■ **WORK TO COMPLETE**:
1 – Reproduce the passage of the superflu article that begins with the words "Officials at the" and ends with the words "human flu pandemic.".
2 – Carry on the superflu article from its last sentence.

■ **EXTRACT TO READ**:
By Richard Gray, Science Correspondent
(Filed: 01/10/2006)

The drive to fight deadly flu pandemics with special antiviral drugs
risks creating an untreatable "superflu", the head of -Britain's public
health watchdog has warned.

Sir William Stewart, the chairman of the Health Protection Agency,
warned that the widespread use of antiviral drugs to treat illnesses,
including bird flu and seasonal influenza, is causing- viruses to mutate
into drug-resistant- forms.

He claimed that drug-resistant viruses now represented as big a threat
to public health as antibiotic-resistant superbug bacteria, such as
MRSA. His comments come as bird experts were once again placed on alert
for cases of avian flu returning to Britain with migrating birds.

The autumn migration of waterfowl triggered the spread of the deadly
H5N1 virus into western Europe and Britain for the first time last year,
as the disease spread rapidly in wild birds trying to escape the cold
weather. A dead swan discovered in Fife, Scotland, in April this year,
was the only bird flu case to be found in a wild bird in Britain.

Officials at the Department of Health confirmed that, last week, it
received the last of its stockpile of 14.6 million doses of the
antiviral drug Tamiflu, which will be used if bird flu mutates into a
human flu pandemic.

But Sir William, a former chief scientific adviser to the Government,
fears that the drug will be useless if the flu virus develops resistance
to it during the mass medication that would be necessary in a pandemic.

■ **PROVIDED MATERIAL**:

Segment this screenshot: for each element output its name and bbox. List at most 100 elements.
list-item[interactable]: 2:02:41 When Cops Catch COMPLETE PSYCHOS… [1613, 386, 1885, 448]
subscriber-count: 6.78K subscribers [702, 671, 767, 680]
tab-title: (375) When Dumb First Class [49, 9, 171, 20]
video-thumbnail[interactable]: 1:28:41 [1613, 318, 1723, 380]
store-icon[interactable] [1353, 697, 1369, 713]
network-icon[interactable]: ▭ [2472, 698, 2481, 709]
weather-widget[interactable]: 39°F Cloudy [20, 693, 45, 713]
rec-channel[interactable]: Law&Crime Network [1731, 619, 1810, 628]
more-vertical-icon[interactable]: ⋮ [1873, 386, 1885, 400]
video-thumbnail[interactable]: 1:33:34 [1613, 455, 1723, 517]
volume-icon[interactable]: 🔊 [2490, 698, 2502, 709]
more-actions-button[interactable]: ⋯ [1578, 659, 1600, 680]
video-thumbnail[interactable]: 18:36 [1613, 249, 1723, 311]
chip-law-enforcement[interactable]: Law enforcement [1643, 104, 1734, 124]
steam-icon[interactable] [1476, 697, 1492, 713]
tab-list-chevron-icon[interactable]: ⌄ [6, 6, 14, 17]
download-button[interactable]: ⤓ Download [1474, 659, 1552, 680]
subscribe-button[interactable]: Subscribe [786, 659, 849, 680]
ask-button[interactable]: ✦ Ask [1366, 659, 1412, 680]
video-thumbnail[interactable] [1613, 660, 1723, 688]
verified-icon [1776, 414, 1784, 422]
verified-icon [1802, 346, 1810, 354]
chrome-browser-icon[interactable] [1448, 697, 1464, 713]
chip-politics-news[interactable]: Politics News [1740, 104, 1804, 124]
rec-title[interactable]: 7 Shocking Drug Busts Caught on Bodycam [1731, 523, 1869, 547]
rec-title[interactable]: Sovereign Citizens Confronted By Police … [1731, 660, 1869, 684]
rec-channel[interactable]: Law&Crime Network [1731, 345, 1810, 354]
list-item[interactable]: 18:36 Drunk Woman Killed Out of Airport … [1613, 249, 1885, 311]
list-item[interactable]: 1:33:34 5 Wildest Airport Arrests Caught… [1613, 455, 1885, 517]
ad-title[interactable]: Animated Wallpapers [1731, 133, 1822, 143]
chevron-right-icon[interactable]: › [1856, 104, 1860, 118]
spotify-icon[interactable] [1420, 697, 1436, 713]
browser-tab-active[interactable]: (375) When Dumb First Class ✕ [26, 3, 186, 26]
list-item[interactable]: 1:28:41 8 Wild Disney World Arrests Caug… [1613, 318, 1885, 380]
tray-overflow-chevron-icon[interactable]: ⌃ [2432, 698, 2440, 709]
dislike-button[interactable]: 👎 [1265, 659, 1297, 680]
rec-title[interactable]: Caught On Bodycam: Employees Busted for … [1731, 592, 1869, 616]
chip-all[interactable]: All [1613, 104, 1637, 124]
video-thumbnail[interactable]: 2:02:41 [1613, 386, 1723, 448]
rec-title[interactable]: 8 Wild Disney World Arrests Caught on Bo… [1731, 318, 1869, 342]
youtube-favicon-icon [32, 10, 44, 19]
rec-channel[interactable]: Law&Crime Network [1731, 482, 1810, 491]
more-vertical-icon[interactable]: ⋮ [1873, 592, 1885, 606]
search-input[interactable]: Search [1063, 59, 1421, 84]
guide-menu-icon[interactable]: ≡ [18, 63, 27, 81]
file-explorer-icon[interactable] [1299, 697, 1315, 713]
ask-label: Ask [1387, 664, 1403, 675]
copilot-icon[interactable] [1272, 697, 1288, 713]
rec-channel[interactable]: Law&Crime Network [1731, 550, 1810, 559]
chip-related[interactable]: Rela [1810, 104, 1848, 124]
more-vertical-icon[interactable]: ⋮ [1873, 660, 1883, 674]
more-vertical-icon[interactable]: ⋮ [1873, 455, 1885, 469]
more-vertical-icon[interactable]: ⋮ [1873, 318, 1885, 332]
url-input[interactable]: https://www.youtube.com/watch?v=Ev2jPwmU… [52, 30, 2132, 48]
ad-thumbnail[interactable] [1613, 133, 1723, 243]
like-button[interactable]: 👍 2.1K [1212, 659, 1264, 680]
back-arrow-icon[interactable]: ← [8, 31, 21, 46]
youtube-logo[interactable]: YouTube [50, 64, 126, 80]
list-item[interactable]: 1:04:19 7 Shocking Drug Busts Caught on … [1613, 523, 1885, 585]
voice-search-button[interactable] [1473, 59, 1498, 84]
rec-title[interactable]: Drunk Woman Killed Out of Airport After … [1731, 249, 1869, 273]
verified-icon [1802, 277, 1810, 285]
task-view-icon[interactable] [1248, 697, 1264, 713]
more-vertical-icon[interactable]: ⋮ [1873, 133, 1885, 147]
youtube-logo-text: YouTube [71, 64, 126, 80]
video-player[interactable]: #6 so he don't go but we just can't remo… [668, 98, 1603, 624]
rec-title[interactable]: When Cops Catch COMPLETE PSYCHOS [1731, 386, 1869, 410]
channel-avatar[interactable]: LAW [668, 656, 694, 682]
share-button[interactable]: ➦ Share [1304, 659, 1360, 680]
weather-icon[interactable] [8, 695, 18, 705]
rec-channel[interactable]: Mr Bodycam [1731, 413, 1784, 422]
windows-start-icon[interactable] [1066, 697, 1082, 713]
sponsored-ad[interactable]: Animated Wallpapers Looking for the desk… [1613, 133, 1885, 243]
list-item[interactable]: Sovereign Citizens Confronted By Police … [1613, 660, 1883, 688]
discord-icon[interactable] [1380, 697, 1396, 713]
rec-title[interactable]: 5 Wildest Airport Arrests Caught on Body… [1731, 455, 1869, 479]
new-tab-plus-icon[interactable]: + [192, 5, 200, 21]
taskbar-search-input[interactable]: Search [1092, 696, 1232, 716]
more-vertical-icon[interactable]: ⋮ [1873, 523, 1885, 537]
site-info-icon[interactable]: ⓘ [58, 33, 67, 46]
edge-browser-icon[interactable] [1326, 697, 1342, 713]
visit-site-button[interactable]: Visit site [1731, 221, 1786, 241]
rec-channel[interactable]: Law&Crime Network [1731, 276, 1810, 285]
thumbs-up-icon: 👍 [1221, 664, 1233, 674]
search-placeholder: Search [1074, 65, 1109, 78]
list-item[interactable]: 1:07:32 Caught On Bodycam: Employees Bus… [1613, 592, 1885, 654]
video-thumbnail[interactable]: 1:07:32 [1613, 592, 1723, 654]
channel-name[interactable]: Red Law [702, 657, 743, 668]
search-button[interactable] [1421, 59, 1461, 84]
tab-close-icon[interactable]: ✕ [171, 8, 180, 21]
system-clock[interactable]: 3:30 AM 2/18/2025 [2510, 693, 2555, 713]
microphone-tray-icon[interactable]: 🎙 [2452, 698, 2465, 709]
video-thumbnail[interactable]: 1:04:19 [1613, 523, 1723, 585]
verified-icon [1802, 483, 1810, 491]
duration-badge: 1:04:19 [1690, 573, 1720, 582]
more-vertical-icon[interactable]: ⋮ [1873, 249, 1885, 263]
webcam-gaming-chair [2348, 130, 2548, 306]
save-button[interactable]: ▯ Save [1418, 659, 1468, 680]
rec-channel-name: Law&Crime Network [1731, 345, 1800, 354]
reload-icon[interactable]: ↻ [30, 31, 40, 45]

■ **ANSWERS FOR EACH ITEM**:
1 –
Officials at the Department of Health confirmed that, last week, it
received the last of its stockpile of 14.6 million doses of the
antiviral drug Tamiflu, which will be used if bird flu mutates into a
human flu pandemic.

2 –
"With pandemic flu, once it develops antiviral resistance in one area,
it is likely to spread quickly," he told The Sunday Telegraph. "One of
our concerns is that we get Tamiflu-resistant strains emerging.

"Unfortunately, it is unknown if Tamiflu will be effective when pandemic
flu emerges and how long it will be effective for. Anti-viral resistance
is becoming as big a problem as antibiotic resistance." Sir William
stressed, however, that it was better to have stocks of antiviral drugs
that helped patients fight non-resistant flu strains than no drugs at
all to protect the population.

Meanwhile, last night, bird experts warned that the spectre of bird flu
infecting flocks in Britain would return this winter, as ducks and swans
migrated south over the coming months.

The H5N1 virus spread rapidly through bird flocks in 15 European
countries, including Turkey, France, Germany, Italy, Austria and
Denmark, after last year's winter migration. Cold weather from the east
forced the birds to move west as they sought food.

"The risk from bird flu is likely to be as great this year as it was, at
its height, last year," said Dr Bob McCracken, of the British Veterinary
Association. "We have to ensure that wild birds arriving in the UK are
being monitored."

The Department for Environment, Food and Rural Affairs has also launched
a revised strategy to screen migrating wild birds for bird flu,
including stepping up sampling for the disease in areas that have high
numbers of migrating waterfowl. It has also placed orders for 10 million
doses of avian influenza vaccine for poultry.

Health officials fear that if the H5N1 virus combines with human flu it
could create a new strain that would cause a pandemic. Government
predictions suggested that up to 700,000 people could die in such an
outbreak.

Concerns that a pandemic flu virus might develop resistance to Tamiflu
emerged last year, after reports from Vietnam that H5N1 virus was
showing signs of decreased sensitivity to the drug.

Figures from the World Health Organisation also show that approximately
0.4 per cent of adult seasonal flu cases and 5 per cent of child cases
treated with Tamiflu have already developed immunity to the drug.

Prof Jeremy Farrar, an expert on flu virus drug resistance at Oxford
University, said it was essential that more flu drugs were developed if
doctors were to fight a pandemic.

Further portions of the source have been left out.